DATASET RECORDS>
======

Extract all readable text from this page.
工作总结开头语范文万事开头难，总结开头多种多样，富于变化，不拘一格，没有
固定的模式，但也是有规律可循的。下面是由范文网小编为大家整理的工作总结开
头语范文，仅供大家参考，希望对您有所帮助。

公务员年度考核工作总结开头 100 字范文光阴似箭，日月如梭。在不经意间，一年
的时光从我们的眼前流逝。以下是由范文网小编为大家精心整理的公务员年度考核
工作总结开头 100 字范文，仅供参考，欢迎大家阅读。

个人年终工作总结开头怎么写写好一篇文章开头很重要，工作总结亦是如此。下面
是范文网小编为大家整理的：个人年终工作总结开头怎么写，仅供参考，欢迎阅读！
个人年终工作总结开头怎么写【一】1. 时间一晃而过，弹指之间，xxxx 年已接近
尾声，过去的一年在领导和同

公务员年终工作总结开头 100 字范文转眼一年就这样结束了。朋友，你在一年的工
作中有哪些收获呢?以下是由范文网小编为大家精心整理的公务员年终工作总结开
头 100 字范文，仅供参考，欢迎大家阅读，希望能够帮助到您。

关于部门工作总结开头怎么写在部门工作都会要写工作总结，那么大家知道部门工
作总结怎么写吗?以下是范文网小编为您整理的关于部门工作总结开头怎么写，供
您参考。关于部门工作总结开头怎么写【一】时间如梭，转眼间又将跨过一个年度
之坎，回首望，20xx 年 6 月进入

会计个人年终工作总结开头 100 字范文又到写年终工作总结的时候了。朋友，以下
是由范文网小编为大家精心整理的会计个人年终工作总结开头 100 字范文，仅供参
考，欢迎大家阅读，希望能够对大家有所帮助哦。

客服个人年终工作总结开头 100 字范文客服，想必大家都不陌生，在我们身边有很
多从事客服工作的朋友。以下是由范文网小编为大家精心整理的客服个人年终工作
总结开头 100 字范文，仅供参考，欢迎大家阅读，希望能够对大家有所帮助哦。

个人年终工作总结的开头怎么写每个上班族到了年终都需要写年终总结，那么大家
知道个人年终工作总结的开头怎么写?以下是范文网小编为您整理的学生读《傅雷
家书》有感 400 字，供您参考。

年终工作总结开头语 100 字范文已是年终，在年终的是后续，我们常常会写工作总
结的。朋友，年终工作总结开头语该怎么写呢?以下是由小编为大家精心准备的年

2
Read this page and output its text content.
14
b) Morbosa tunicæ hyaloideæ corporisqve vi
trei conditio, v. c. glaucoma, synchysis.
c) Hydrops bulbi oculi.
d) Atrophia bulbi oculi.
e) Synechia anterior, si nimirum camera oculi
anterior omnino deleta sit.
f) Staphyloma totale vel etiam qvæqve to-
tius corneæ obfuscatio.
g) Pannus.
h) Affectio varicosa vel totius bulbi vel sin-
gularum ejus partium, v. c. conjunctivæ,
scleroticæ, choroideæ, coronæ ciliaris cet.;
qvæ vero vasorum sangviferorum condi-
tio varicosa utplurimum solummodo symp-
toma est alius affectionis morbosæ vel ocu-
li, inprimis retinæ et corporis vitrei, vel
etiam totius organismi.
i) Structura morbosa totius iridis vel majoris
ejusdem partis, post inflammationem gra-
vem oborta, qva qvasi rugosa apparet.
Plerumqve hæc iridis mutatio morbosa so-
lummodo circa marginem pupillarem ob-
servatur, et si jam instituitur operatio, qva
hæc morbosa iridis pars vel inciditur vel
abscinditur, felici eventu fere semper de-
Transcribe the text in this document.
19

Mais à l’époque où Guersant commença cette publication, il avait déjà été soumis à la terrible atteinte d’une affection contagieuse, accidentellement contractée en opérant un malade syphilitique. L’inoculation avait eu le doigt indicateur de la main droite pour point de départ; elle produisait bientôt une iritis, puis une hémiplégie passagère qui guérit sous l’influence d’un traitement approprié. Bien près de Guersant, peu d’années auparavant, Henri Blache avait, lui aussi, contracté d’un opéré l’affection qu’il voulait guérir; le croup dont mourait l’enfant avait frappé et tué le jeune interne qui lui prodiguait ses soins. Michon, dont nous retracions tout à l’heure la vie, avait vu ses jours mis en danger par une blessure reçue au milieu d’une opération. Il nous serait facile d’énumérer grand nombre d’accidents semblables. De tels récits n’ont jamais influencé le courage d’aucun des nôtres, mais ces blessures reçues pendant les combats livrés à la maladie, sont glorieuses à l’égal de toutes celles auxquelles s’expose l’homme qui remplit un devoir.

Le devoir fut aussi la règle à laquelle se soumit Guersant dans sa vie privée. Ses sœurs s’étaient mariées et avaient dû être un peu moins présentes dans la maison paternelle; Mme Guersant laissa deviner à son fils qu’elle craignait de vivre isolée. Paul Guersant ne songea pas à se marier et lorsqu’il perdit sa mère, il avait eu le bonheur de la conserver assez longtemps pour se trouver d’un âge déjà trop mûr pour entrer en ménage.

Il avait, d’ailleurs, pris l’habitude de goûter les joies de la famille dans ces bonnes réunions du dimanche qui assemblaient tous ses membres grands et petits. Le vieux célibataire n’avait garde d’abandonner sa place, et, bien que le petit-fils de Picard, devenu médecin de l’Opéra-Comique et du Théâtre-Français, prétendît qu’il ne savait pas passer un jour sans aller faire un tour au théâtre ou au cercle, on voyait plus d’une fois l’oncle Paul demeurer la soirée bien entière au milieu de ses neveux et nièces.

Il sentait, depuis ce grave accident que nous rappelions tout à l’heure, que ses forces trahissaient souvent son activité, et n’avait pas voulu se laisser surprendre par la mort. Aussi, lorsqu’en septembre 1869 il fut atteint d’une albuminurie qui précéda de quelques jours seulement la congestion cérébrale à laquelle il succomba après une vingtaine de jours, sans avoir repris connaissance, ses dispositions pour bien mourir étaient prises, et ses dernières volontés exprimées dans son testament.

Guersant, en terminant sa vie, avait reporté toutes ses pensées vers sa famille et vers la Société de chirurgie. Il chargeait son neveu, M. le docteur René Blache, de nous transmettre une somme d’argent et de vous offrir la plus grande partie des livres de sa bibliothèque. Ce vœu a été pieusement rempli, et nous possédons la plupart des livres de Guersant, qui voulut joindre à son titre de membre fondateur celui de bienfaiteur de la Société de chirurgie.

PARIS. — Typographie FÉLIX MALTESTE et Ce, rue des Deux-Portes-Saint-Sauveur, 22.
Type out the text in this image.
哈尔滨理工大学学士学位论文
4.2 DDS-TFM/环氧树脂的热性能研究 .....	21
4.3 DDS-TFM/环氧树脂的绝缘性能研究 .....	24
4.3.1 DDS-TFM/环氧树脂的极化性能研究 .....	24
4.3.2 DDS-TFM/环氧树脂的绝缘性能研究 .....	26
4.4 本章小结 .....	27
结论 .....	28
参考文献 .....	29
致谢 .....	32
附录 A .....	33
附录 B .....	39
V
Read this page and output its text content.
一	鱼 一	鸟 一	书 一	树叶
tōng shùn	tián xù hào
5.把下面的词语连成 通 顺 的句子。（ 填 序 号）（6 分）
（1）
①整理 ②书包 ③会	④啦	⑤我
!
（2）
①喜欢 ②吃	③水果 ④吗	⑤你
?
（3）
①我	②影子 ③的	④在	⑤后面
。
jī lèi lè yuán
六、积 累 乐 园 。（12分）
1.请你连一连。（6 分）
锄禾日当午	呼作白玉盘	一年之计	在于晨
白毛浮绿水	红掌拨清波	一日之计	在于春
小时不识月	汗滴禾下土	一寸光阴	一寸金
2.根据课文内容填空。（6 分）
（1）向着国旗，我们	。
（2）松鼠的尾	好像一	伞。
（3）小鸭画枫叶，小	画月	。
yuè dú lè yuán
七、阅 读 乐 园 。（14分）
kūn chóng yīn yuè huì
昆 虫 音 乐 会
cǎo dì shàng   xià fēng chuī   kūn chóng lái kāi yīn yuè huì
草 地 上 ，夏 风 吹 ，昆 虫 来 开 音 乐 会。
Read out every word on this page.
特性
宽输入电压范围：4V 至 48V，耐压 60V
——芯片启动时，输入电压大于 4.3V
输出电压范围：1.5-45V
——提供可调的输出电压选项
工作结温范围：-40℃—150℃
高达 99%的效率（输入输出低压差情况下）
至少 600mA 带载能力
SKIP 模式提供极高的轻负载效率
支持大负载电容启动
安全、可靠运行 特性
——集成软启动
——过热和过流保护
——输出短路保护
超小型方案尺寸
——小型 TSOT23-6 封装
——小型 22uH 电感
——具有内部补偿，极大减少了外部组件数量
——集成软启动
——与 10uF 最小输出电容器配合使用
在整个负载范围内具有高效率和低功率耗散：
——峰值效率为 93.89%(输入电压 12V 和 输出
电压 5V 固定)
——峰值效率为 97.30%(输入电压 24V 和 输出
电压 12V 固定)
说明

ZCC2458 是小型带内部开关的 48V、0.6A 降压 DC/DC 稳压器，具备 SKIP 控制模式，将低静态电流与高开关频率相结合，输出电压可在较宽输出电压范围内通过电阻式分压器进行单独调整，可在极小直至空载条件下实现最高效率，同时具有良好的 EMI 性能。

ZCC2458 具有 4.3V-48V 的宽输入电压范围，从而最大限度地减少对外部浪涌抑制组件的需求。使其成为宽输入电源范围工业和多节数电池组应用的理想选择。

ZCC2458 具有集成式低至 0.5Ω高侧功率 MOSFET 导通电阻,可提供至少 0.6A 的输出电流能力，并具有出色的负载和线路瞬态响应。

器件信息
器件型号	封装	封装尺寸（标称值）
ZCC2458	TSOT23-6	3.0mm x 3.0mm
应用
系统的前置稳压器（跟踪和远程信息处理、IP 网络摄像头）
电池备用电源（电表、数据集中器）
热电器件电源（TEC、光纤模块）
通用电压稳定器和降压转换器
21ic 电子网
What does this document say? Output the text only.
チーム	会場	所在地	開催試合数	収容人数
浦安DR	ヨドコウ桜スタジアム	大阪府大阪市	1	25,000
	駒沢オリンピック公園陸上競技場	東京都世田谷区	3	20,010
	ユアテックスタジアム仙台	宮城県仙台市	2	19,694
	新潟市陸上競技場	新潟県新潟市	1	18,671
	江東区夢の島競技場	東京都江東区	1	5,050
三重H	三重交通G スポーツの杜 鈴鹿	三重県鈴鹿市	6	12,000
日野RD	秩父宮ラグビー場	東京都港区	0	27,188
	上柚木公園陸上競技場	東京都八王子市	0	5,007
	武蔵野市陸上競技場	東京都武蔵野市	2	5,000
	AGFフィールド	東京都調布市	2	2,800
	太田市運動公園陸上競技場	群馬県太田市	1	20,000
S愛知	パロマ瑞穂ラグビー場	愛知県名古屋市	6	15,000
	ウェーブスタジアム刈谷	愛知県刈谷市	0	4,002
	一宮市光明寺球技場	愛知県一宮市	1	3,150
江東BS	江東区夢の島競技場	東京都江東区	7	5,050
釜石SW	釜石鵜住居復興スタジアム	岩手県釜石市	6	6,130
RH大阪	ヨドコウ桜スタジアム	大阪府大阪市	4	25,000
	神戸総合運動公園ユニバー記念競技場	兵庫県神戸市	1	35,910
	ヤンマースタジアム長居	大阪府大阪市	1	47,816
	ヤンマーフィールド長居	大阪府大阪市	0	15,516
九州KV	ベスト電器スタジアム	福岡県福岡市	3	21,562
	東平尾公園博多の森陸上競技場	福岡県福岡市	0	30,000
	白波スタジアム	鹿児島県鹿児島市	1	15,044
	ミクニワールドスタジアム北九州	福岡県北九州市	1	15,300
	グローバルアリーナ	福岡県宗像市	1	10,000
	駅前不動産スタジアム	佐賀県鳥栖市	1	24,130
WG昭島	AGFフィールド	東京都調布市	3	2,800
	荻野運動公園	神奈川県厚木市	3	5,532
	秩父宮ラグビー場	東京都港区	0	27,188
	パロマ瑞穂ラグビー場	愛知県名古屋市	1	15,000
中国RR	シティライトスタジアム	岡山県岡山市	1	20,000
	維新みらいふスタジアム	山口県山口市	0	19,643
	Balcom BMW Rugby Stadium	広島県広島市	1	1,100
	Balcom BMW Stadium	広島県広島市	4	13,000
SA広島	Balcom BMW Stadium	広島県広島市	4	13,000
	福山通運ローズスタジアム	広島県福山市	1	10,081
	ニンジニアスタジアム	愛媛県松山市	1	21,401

======

STATED TASK> Produce an exact repeat of the lines from the one containing "What does this" through the last line of the data, and nothing more.

EXPECTED ANSWER>
What does this document say? Output the text only.
チーム	会場	所在地	開催試合数	収容人数
浦安DR	ヨドコウ桜スタジアム	大阪府大阪市	1	25,000
	駒沢オリンピック公園陸上競技場	東京都世田谷区	3	20,010
	ユアテックスタジアム仙台	宮城県仙台市	2	19,694
	新潟市陸上競技場	新潟県新潟市	1	18,671
	江東区夢の島競技場	東京都江東区	1	5,050
三重H	三重交通G スポーツの杜 鈴鹿	三重県鈴鹿市	6	12,000
日野RD	秩父宮ラグビー場	東京都港区	0	27,188
	上柚木公園陸上競技場	東京都八王子市	0	5,007
	武蔵野市陸上競技場	東京都武蔵野市	2	5,000
	AGFフィールド	東京都調布市	2	2,800
	太田市運動公園陸上競技場	群馬県太田市	1	20,000
S愛知	パロマ瑞穂ラグビー場	愛知県名古屋市	6	15,000
	ウェーブスタジアム刈谷	愛知県刈谷市	0	4,002
	一宮市光明寺球技場	愛知県一宮市	1	3,150
江東BS	江東区夢の島競技場	東京都江東区	7	5,050
釜石SW	釜石鵜住居復興スタジアム	岩手県釜石市	6	6,130
RH大阪	ヨドコウ桜スタジアム	大阪府大阪市	4	25,000
	神戸総合運動公園ユニバー記念競技場	兵庫県神戸市	1	35,910
	ヤンマースタジアム長居	大阪府大阪市	1	47,816
	ヤンマーフィールド長居	大阪府大阪市	0	15,516
九州KV	ベスト電器スタジアム	福岡県福岡市	3	21,562
	東平尾公園博多の森陸上競技場	福岡県福岡市	0	30,000
	白波スタジアム	鹿児島県鹿児島市	1	15,044
	ミクニワールドスタジアム北九州	福岡県北九州市	1	15,300
	グローバルアリーナ	福岡県宗像市	1	10,000
	駅前不動産スタジアム	佐賀県鳥栖市	1	24,130
WG昭島	AGFフィールド	東京都調布市	3	2,800
	荻野運動公園	神奈川県厚木市	3	5,532
	秩父宮ラグビー場	東京都港区	0	27,188
	パロマ瑞穂ラグビー場	愛知県名古屋市	1	15,000
中国RR	シティライトスタジアム	岡山県岡山市	1	20,000
	維新みらいふスタジアム	山口県山口市	0	19,643
	Balcom BMW Rugby Stadium	広島県広島市	1	1,100
	Balcom BMW Stadium	広島県広島市	4	13,000
SA広島	Balcom BMW Stadium	広島県広島市	4	13,000
	福山通運ローズスタジアム	広島県福山市	1	10,081
	ニンジニアスタジアム	愛媛県松山市	1	21,401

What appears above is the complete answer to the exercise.